**Requirements:** Copy out every line in the entries below that includes "title".
++++ Provided data
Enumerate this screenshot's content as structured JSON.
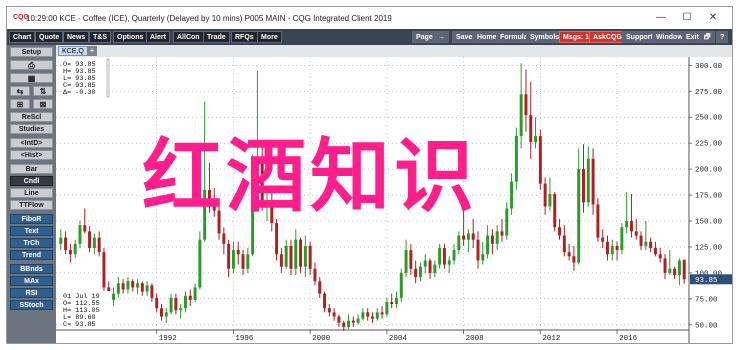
{
  "window": {
    "title": "10:29:00  KCE - Coffee (ICE), Quarterly (Delayed by 10 mins)  P005 MAIN - CQG Integrated Client 2019",
    "app_icon_label": "CQG",
    "controls": {
      "minimize": "—",
      "maximize": "☐",
      "close": "✕"
    }
  },
  "toolbar": {
    "left": [
      "Chart",
      "Quote",
      "News",
      "T&S",
      "Options",
      "Alert",
      "AllCon",
      "Trade",
      "RFQs",
      "More"
    ],
    "right": [
      {
        "label": "Page",
        "style": "light"
      },
      {
        "label": "→",
        "style": "light"
      },
      {
        "label": "Save",
        "style": "light"
      },
      {
        "label": "Home",
        "style": "light"
      },
      {
        "label": "Formula",
        "style": "light"
      },
      {
        "label": "Symbols",
        "style": "light"
      },
      {
        "label": "Msgs: 1",
        "style": "red"
      },
      {
        "label": "AskCQG",
        "style": "red"
      },
      {
        "label": "Support",
        "style": "light"
      },
      {
        "label": "Window",
        "style": "light"
      },
      {
        "label": "Exit",
        "style": "light"
      },
      {
        "label": "🗗",
        "style": "light"
      },
      {
        "label": "?",
        "style": "light"
      }
    ]
  },
  "left_panel": {
    "setup": "Setup",
    "icon_row1": "⎙",
    "icon_row2": "▦",
    "icon_row3a": "⇆",
    "icon_row3b": "⇅",
    "icon_row4a": "⊞",
    "icon_row4b": "⊠",
    "buttons": [
      {
        "label": "ReScl",
        "style": "light"
      },
      {
        "label": "Studies",
        "style": "light"
      },
      {
        "label": "<IntD>",
        "style": "light"
      },
      {
        "label": "<Hist>",
        "style": "light"
      },
      {
        "label": "Bar",
        "style": "light"
      },
      {
        "label": "Cndl",
        "style": "dark"
      },
      {
        "label": "Line",
        "style": "light"
      },
      {
        "label": "TTFlow",
        "style": "light"
      },
      {
        "label": "FiboR",
        "style": "blue"
      },
      {
        "label": "Text",
        "style": "blue"
      },
      {
        "label": "TrCh",
        "style": "blue"
      },
      {
        "label": "Trend",
        "style": "blue"
      },
      {
        "label": "BBnds",
        "style": "blue"
      },
      {
        "label": "MAx",
        "style": "blue"
      },
      {
        "label": "RSI",
        "style": "blue"
      },
      {
        "label": "SStoch",
        "style": "blue"
      }
    ]
  },
  "chart_tab": {
    "label": "KCE,Q",
    "add_label": "+"
  },
  "readout_top": [
    "O=  93.85",
    "H=  93.85",
    "L=  93.85",
    "C=  93.85",
    "Δ=  -0.30"
  ],
  "readout_bottom": [
    "01 Jul 19",
    "O=  112.55",
    "H=  113.05",
    "L=  89.60",
    "C=  93.85"
  ],
  "watermark": "红酒知识",
  "colors": {
    "up": "#2a9c2a",
    "down": "#b02020",
    "last_price_bg": "#2e4f7a"
  },
  "chart_data": {
    "type": "candlestick",
    "title": "KCE - Coffee (ICE), Quarterly",
    "xlabel": "",
    "ylabel": "",
    "ylim": [
      45,
      308
    ],
    "y_ticks": [
      50,
      75,
      100,
      125,
      150,
      175,
      200,
      225,
      250,
      275,
      300
    ],
    "y_tick_labels": [
      "50.00",
      "75.00",
      "100.00",
      "125.00",
      "150.00",
      "175.00",
      "200.00",
      "225.00",
      "250.00",
      "275.00",
      "300.00"
    ],
    "x_range": [
      1986.75,
      2019.75
    ],
    "x_ticks": [
      1992,
      1996,
      2000,
      2004,
      2008,
      2012,
      2016
    ],
    "x_tick_labels": [
      "1992",
      "1996",
      "2000",
      "2004",
      "2008",
      "2012",
      "2016"
    ],
    "last_price": 93.85,
    "last_price_label": "93.85",
    "grid": true,
    "series": [
      {
        "name": "KCE,Q",
        "ohlc": [
          [
            1987.0,
            128,
            142,
            122,
            134
          ],
          [
            1987.25,
            134,
            140,
            118,
            122
          ],
          [
            1987.5,
            122,
            128,
            110,
            118
          ],
          [
            1987.75,
            118,
            132,
            114,
            128
          ],
          [
            1988.0,
            128,
            150,
            124,
            146
          ],
          [
            1988.25,
            146,
            162,
            138,
            140
          ],
          [
            1988.5,
            140,
            145,
            120,
            124
          ],
          [
            1988.75,
            124,
            138,
            118,
            134
          ],
          [
            1989.0,
            134,
            140,
            116,
            120
          ],
          [
            1989.25,
            120,
            124,
            82,
            86
          ],
          [
            1989.5,
            86,
            92,
            70,
            74
          ],
          [
            1989.75,
            74,
            86,
            68,
            80
          ],
          [
            1990.0,
            80,
            96,
            76,
            90
          ],
          [
            1990.25,
            90,
            94,
            80,
            84
          ],
          [
            1990.5,
            84,
            96,
            80,
            92
          ],
          [
            1990.75,
            92,
            94,
            82,
            86
          ],
          [
            1991.0,
            86,
            94,
            80,
            90
          ],
          [
            1991.25,
            90,
            92,
            78,
            82
          ],
          [
            1991.5,
            82,
            92,
            78,
            88
          ],
          [
            1991.75,
            88,
            90,
            72,
            76
          ],
          [
            1992.0,
            76,
            80,
            62,
            66
          ],
          [
            1992.25,
            66,
            70,
            54,
            58
          ],
          [
            1992.5,
            58,
            66,
            52,
            62
          ],
          [
            1992.75,
            62,
            80,
            60,
            76
          ],
          [
            1993.0,
            76,
            80,
            60,
            64
          ],
          [
            1993.25,
            64,
            70,
            56,
            66
          ],
          [
            1993.5,
            66,
            82,
            62,
            78
          ],
          [
            1993.75,
            78,
            84,
            68,
            74
          ],
          [
            1994.0,
            74,
            90,
            72,
            86
          ],
          [
            1994.25,
            86,
            140,
            84,
            132
          ],
          [
            1994.5,
            132,
            265,
            130,
            180
          ],
          [
            1994.75,
            180,
            206,
            158,
            168
          ],
          [
            1995.0,
            168,
            182,
            154,
            160
          ],
          [
            1995.25,
            160,
            168,
            132,
            138
          ],
          [
            1995.5,
            138,
            144,
            118,
            128
          ],
          [
            1995.75,
            128,
            132,
            96,
            104
          ],
          [
            1996.0,
            104,
            130,
            100,
            122
          ],
          [
            1996.25,
            122,
            130,
            108,
            118
          ],
          [
            1996.5,
            118,
            122,
            98,
            104
          ],
          [
            1996.75,
            104,
            124,
            100,
            118
          ],
          [
            1997.0,
            118,
            214,
            116,
            198
          ],
          [
            1997.25,
            198,
            295,
            190,
            212
          ],
          [
            1997.5,
            212,
            222,
            160,
            166
          ],
          [
            1997.75,
            166,
            182,
            150,
            170
          ],
          [
            1998.0,
            170,
            184,
            140,
            148
          ],
          [
            1998.25,
            148,
            152,
            112,
            118
          ],
          [
            1998.5,
            118,
            124,
            100,
            106
          ],
          [
            1998.75,
            106,
            132,
            104,
            126
          ],
          [
            1999.0,
            126,
            132,
            98,
            104
          ],
          [
            1999.25,
            104,
            142,
            98,
            132
          ],
          [
            1999.5,
            132,
            134,
            100,
            106
          ],
          [
            1999.75,
            106,
            136,
            96,
            126
          ],
          [
            2000.0,
            126,
            130,
            98,
            104
          ],
          [
            2000.25,
            104,
            110,
            88,
            92
          ],
          [
            2000.5,
            92,
            96,
            76,
            80
          ],
          [
            2000.75,
            80,
            82,
            62,
            66
          ],
          [
            2001.0,
            66,
            70,
            58,
            62
          ],
          [
            2001.25,
            62,
            66,
            54,
            58
          ],
          [
            2001.5,
            58,
            60,
            48,
            52
          ],
          [
            2001.75,
            52,
            54,
            44,
            48
          ],
          [
            2002.0,
            48,
            60,
            46,
            54
          ],
          [
            2002.25,
            54,
            58,
            48,
            52
          ],
          [
            2002.5,
            52,
            60,
            50,
            56
          ],
          [
            2002.75,
            56,
            66,
            54,
            62
          ],
          [
            2003.0,
            62,
            66,
            54,
            58
          ],
          [
            2003.25,
            58,
            62,
            52,
            56
          ],
          [
            2003.5,
            56,
            66,
            54,
            62
          ],
          [
            2003.75,
            62,
            68,
            56,
            60
          ],
          [
            2004.0,
            60,
            76,
            58,
            72
          ],
          [
            2004.25,
            72,
            80,
            66,
            70
          ],
          [
            2004.5,
            70,
            82,
            66,
            76
          ],
          [
            2004.75,
            76,
            104,
            72,
            100
          ],
          [
            2005.0,
            100,
            132,
            96,
            122
          ],
          [
            2005.25,
            122,
            128,
            98,
            104
          ],
          [
            2005.5,
            104,
            112,
            90,
            96
          ],
          [
            2005.75,
            96,
            110,
            92,
            106
          ],
          [
            2006.0,
            106,
            118,
            100,
            112
          ],
          [
            2006.25,
            112,
            114,
            94,
            100
          ],
          [
            2006.5,
            100,
            112,
            96,
            108
          ],
          [
            2006.75,
            108,
            128,
            104,
            124
          ],
          [
            2007.0,
            124,
            128,
            104,
            108
          ],
          [
            2007.25,
            108,
            116,
            100,
            112
          ],
          [
            2007.5,
            112,
            128,
            108,
            122
          ],
          [
            2007.75,
            122,
            140,
            118,
            136
          ],
          [
            2008.0,
            136,
            168,
            126,
            132
          ],
          [
            2008.25,
            132,
            142,
            120,
            138
          ],
          [
            2008.5,
            138,
            152,
            124,
            132
          ],
          [
            2008.75,
            132,
            140,
            104,
            112
          ],
          [
            2009.0,
            112,
            130,
            108,
            118
          ],
          [
            2009.25,
            118,
            146,
            114,
            136
          ],
          [
            2009.5,
            136,
            142,
            118,
            128
          ],
          [
            2009.75,
            128,
            146,
            122,
            140
          ],
          [
            2010.0,
            140,
            152,
            130,
            136
          ],
          [
            2010.25,
            136,
            168,
            132,
            162
          ],
          [
            2010.5,
            162,
            196,
            156,
            188
          ],
          [
            2010.75,
            188,
            240,
            180,
            232
          ],
          [
            2011.0,
            232,
            302,
            220,
            272
          ],
          [
            2011.25,
            272,
            296,
            236,
            252
          ],
          [
            2011.5,
            252,
            284,
            210,
            226
          ],
          [
            2011.75,
            226,
            250,
            220,
            232
          ],
          [
            2012.0,
            232,
            238,
            180,
            186
          ],
          [
            2012.25,
            186,
            192,
            156,
            164
          ],
          [
            2012.5,
            164,
            192,
            160,
            176
          ],
          [
            2012.75,
            176,
            178,
            140,
            144
          ],
          [
            2013.0,
            144,
            152,
            132,
            136
          ],
          [
            2013.25,
            136,
            146,
            116,
            120
          ],
          [
            2013.5,
            120,
            128,
            112,
            116
          ],
          [
            2013.75,
            116,
            126,
            102,
            110
          ],
          [
            2014.0,
            110,
            220,
            108,
            200
          ],
          [
            2014.25,
            200,
            224,
            158,
            168
          ],
          [
            2014.5,
            168,
            222,
            164,
            210
          ],
          [
            2014.75,
            210,
            220,
            156,
            166
          ],
          [
            2015.0,
            166,
            172,
            130,
            134
          ],
          [
            2015.25,
            134,
            142,
            124,
            130
          ],
          [
            2015.5,
            130,
            136,
            112,
            118
          ],
          [
            2015.75,
            118,
            132,
            112,
            126
          ],
          [
            2016.0,
            126,
            130,
            112,
            122
          ],
          [
            2016.25,
            122,
            148,
            118,
            144
          ],
          [
            2016.5,
            144,
            178,
            138,
            150
          ],
          [
            2016.75,
            150,
            176,
            134,
            140
          ],
          [
            2017.0,
            140,
            152,
            132,
            136
          ],
          [
            2017.25,
            136,
            140,
            122,
            126
          ],
          [
            2017.5,
            126,
            150,
            122,
            130
          ],
          [
            2017.75,
            130,
            134,
            120,
            124
          ],
          [
            2018.0,
            124,
            130,
            116,
            118
          ],
          [
            2018.25,
            118,
            124,
            110,
            114
          ],
          [
            2018.5,
            114,
            118,
            94,
            100
          ],
          [
            2018.75,
            100,
            122,
            98,
            104
          ],
          [
            2019.0,
            104,
            106,
            94,
            98
          ],
          [
            2019.25,
            98,
            114,
            88,
            112
          ],
          [
            2019.5,
            112.55,
            113.05,
            89.6,
            93.85
          ]
        ]
      }
    ]
  }
}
++++++++
**Task response:**
    "title": "10:29:00  KCE - Coffee (ICE), Quarterly (Delayed by 10 mins)  P005 MAIN - CQG Integrated Client 2019",
    "title": "KCE - Coffee (ICE), Quarterly",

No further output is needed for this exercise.